# TO DO
Could every line of the data be printed exactly as it reads?

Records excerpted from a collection
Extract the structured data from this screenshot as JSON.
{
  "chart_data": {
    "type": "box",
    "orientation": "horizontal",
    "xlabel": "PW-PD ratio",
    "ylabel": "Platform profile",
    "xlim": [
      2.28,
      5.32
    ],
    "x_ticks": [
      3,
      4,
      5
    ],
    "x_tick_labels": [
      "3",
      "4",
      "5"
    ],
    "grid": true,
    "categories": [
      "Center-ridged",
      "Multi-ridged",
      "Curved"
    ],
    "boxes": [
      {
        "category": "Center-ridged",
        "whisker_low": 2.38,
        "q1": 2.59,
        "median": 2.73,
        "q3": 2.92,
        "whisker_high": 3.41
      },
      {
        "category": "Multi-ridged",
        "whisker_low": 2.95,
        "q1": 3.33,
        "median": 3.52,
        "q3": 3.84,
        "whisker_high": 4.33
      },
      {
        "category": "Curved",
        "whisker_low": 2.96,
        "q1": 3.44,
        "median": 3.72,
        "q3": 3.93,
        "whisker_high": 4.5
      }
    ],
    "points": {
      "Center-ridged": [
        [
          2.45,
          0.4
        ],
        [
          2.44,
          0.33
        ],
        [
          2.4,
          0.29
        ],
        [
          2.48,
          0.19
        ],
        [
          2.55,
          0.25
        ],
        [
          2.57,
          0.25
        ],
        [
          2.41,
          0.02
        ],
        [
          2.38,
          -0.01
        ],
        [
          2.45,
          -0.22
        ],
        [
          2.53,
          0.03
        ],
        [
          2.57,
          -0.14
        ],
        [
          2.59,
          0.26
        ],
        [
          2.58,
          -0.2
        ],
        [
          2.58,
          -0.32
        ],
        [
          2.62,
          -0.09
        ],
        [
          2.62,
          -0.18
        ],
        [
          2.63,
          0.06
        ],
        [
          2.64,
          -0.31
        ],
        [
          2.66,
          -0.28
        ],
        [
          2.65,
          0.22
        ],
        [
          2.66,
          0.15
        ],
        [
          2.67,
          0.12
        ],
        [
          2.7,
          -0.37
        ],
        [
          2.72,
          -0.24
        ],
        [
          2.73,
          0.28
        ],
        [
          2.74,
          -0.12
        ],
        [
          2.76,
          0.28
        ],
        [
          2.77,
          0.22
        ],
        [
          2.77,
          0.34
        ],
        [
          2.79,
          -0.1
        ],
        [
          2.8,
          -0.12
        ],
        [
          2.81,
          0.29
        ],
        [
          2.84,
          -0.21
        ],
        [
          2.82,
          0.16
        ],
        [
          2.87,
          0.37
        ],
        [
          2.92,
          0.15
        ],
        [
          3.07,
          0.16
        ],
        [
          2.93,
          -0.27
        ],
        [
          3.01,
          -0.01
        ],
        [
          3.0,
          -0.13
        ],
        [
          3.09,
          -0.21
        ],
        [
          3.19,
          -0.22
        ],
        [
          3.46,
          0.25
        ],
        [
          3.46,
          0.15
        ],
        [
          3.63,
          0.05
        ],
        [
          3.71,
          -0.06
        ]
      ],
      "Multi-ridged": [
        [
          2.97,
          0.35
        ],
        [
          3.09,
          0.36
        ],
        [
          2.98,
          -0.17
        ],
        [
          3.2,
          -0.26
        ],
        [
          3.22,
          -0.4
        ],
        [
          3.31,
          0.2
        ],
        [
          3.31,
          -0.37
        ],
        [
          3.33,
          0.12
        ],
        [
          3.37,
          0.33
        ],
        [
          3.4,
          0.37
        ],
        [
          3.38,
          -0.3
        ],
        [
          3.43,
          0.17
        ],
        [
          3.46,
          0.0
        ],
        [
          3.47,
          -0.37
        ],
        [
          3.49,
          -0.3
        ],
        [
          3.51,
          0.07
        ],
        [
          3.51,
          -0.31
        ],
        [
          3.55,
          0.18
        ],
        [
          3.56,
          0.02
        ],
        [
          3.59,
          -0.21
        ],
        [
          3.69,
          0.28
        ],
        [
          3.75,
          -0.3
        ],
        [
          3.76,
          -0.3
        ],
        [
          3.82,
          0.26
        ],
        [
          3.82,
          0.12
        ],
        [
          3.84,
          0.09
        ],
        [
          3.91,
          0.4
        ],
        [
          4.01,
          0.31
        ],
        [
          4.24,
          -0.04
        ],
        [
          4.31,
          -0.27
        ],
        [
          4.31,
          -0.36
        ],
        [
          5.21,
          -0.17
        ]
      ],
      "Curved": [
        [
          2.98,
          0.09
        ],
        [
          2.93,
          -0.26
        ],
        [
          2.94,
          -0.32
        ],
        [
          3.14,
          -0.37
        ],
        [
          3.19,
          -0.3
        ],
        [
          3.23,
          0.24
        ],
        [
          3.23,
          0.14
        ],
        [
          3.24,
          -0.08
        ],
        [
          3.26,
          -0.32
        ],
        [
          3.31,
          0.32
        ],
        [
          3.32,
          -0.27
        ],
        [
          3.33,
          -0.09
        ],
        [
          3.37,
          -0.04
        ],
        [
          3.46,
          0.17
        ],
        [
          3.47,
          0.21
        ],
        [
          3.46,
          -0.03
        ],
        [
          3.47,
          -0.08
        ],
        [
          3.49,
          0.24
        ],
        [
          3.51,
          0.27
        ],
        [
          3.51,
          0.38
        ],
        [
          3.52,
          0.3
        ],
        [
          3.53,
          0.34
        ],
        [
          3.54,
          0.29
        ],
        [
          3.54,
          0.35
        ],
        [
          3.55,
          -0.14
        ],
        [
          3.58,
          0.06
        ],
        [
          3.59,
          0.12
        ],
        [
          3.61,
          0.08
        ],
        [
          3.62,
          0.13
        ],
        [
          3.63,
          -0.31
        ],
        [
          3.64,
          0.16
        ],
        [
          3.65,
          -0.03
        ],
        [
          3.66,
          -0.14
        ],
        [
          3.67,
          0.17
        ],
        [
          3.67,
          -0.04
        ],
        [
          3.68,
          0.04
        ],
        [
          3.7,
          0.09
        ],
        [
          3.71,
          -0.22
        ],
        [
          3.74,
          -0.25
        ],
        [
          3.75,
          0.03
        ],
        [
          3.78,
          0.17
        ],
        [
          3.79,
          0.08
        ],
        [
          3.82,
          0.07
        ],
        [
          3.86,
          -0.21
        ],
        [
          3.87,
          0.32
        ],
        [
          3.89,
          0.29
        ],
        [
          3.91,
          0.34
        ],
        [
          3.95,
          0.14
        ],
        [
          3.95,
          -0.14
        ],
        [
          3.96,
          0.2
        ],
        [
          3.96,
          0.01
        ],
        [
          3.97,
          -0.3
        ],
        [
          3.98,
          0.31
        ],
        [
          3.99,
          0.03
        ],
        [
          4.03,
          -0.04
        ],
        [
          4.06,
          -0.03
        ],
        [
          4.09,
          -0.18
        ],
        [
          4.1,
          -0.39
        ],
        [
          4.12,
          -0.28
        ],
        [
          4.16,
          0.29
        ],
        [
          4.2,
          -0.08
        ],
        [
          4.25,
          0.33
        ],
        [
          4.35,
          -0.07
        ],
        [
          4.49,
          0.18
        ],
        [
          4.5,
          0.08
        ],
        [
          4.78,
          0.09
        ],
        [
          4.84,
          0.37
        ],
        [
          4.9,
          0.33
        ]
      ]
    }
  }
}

# EXERCISE SOLUTION
Extract the structured data from this screenshot as JSON.
{
  "chart_data": {
    "type": "box",
    "orientation": "horizontal",
    "xlabel": "PW-PD ratio",
    "ylabel": "Platform profile",
    "xlim": [
      2.28,
      5.32
    ],
    "x_ticks": [
      3,
      4,
      5
    ],
    "x_tick_labels": [
      "3",
      "4",
      "5"
    ],
    "grid": true,
    "categories": [
      "Center-ridged",
      "Multi-ridged",
      "Curved"
    ],
    "boxes": [
      {
        "category": "Center-ridged",
        "whisker_low": 2.38,
        "q1": 2.59,
        "median": 2.73,
        "q3": 2.92,
        "whisker_high": 3.41
      },
      {
        "category": "Multi-ridged",
        "whisker_low": 2.95,
        "q1": 3.33,
        "median": 3.52,
        "q3": 3.84,
        "whisker_high": 4.33
      },
      {
        "category": "Curved",
        "whisker_low": 2.96,
        "q1": 3.44,
        "median": 3.72,
        "q3": 3.93,
        "whisker_high": 4.5
      }
    ],
    "points": {
      "Center-ridged": [
        [
          2.45,
          0.4
        ],
        [
          2.44,
          0.33
        ],
        [
          2.4,
          0.29
        ],
        [
          2.48,
          0.19
        ],
        [
          2.55,
          0.25
        ],
        [
          2.57,
          0.25
        ],
        [
          2.41,
          0.02
        ],
        [
          2.38,
          -0.01
        ],
        [
          2.45,
          -0.22
        ],
        [
          2.53,
          0.03
        ],
        [
          2.57,
          -0.14
        ],
        [
          2.59,
          0.26
        ],
        [
          2.58,
          -0.2
        ],
        [
          2.58,
          -0.32
        ],
        [
          2.62,
          -0.09
        ],
        [
          2.62,
          -0.18
        ],
        [
          2.63,
          0.06
        ],
        [
          2.64,
          -0.31
        ],
        [
          2.66,
          -0.28
        ],
        [
          2.65,
          0.22
        ],
        [
          2.66,
          0.15
        ],
        [
          2.67,
          0.12
        ],
        [
          2.7,
          -0.37
        ],
        [
          2.72,
          -0.24
        ],
        [
          2.73,
          0.28
        ],
        [
          2.74,
          -0.12
        ],
        [
          2.76,
          0.28
        ],
        [
          2.77,
          0.22
        ],
        [
          2.77,
          0.34
        ],
        [
          2.79,
          -0.1
        ],
        [
          2.8,
          -0.12
        ],
        [
          2.81,
          0.29
        ],
        [
          2.84,
          -0.21
        ],
        [
          2.82,
          0.16
        ],
        [
          2.87,
          0.37
        ],
        [
          2.92,
          0.15
        ],
        [
          3.07,
          0.16
        ],
        [
          2.93,
          -0.27
        ],
        [
          3.01,
          -0.01
        ],
        [
          3.0,
          -0.13
        ],
        [
          3.09,
          -0.21
        ],
        [
          3.19,
          -0.22
        ],
        [
          3.46,
          0.25
        ],
        [
          3.46,
          0.15
        ],
        [
          3.63,
          0.05
        ],
        [
          3.71,
          -0.06
        ]
      ],
      "Multi-ridged": [
        [
          2.97,
          0.35
        ],
        [
          3.09,
          0.36
        ],
        [
          2.98,
          -0.17
        ],
        [
          3.2,
          -0.26
        ],
        [
          3.22,
          -0.4
        ],
        [
          3.31,
          0.2
        ],
        [
          3.31,
          -0.37
        ],
        [
          3.33,
          0.12
        ],
        [
          3.37,
          0.33
        ],
        [
          3.4,
          0.37
        ],
        [
          3.38,
          -0.3
        ],
        [
          3.43,
          0.17
        ],
        [
          3.46,
          0.0
        ],
        [
          3.47,
          -0.37
        ],
        [
          3.49,
          -0.3
        ],
        [
          3.51,
          0.07
        ],
        [
          3.51,
          -0.31
        ],
        [
          3.55,
          0.18
        ],
        [
          3.56,
          0.02
        ],
        [
          3.59,
          -0.21
        ],
        [
          3.69,
          0.28
        ],
        [
          3.75,
          -0.3
        ],
        [
          3.76,
          -0.3
        ],
        [
          3.82,
          0.26
        ],
        [
          3.82,
          0.12
        ],
        [
          3.84,
          0.09
        ],
        [
          3.91,
          0.4
        ],
        [
          4.01,
          0.31
        ],
        [
          4.24,
          -0.04
        ],
        [
          4.31,
          -0.27
        ],
        [
          4.31,
          -0.36
        ],
        [
          5.21,
          -0.17
        ]
      ],
      "Curved": [
        [
          2.98,
          0.09
        ],
        [
          2.93,
          -0.26
        ],
        [
          2.94,
          -0.32
        ],
        [
          3.14,
          -0.37
        ],
        [
          3.19,
          -0.3
        ],
        [
          3.23,
          0.24
        ],
        [
          3.23,
          0.14
        ],
        [
          3.24,
          -0.08
        ],
        [
          3.26,
          -0.32
        ],
        [
          3.31,
          0.32
        ],
        [
          3.32,
          -0.27
        ],
        [
          3.33,
          -0.09
        ],
        [
          3.37,
          -0.04
        ],
        [
          3.46,
          0.17
        ],
        [
          3.47,
          0.21
        ],
        [
          3.46,
          -0.03
        ],
        [
          3.47,
          -0.08
        ],
        [
          3.49,
          0.24
        ],
        [
          3.51,
          0.27
        ],
        [
          3.51,
          0.38
        ],
        [
          3.52,
          0.3
        ],
        [
          3.53,
          0.34
        ],
        [
          3.54,
          0.29
        ],
        [
          3.54,
          0.35
        ],
        [
          3.55,
          -0.14
        ],
        [
          3.58,
          0.06
        ],
        [
          3.59,
          0.12
        ],
        [
          3.61,
          0.08
        ],
        [
          3.62,
          0.13
        ],
        [
          3.63,
          -0.31
        ],
        [
          3.64,
          0.16
        ],
        [
          3.65,
          -0.03
        ],
        [
          3.66,
          -0.14
        ],
        [
          3.67,
          0.17
        ],
        [
          3.67,
          -0.04
        ],
        [
          3.68,
          0.04
        ],
        [
          3.7,
          0.09
        ],
        [
          3.71,
          -0.22
        ],
        [
          3.74,
          -0.25
        ],
        [
          3.75,
          0.03
        ],
        [
          3.78,
          0.17
        ],
        [
          3.79,
          0.08
        ],
        [
          3.82,
          0.07
        ],
        [
          3.86,
          -0.21
        ],
        [
          3.87,
          0.32
        ],
        [
          3.89,
          0.29
        ],
        [
          3.91,
          0.34
        ],
        [
          3.95,
          0.14
        ],
        [
          3.95,
          -0.14
        ],
        [
          3.96,
          0.2
        ],
        [
          3.96,
          0.01
        ],
        [
          3.97,
          -0.3
        ],
        [
          3.98,
          0.31
        ],
        [
          3.99,
          0.03
        ],
        [
          4.03,
          -0.04
        ],
        [
          4.06,
          -0.03
        ],
        [
          4.09,
          -0.18
        ],
        [
          4.1,
          -0.39
        ],
        [
          4.12,
          -0.28
        ],
        [
          4.16,
          0.29
        ],
        [
          4.2,
          -0.08
        ],
        [
          4.25,
          0.33
        ],
        [
          4.35,
          -0.07
        ],
        [
          4.49,
          0.18
        ],
        [
          4.5,
          0.08
        ],
        [
          4.78,
          0.09
        ],
        [
          4.84,
          0.37
        ],
        [
          4.9,
          0.33
        ]
      ]
    }
  }
}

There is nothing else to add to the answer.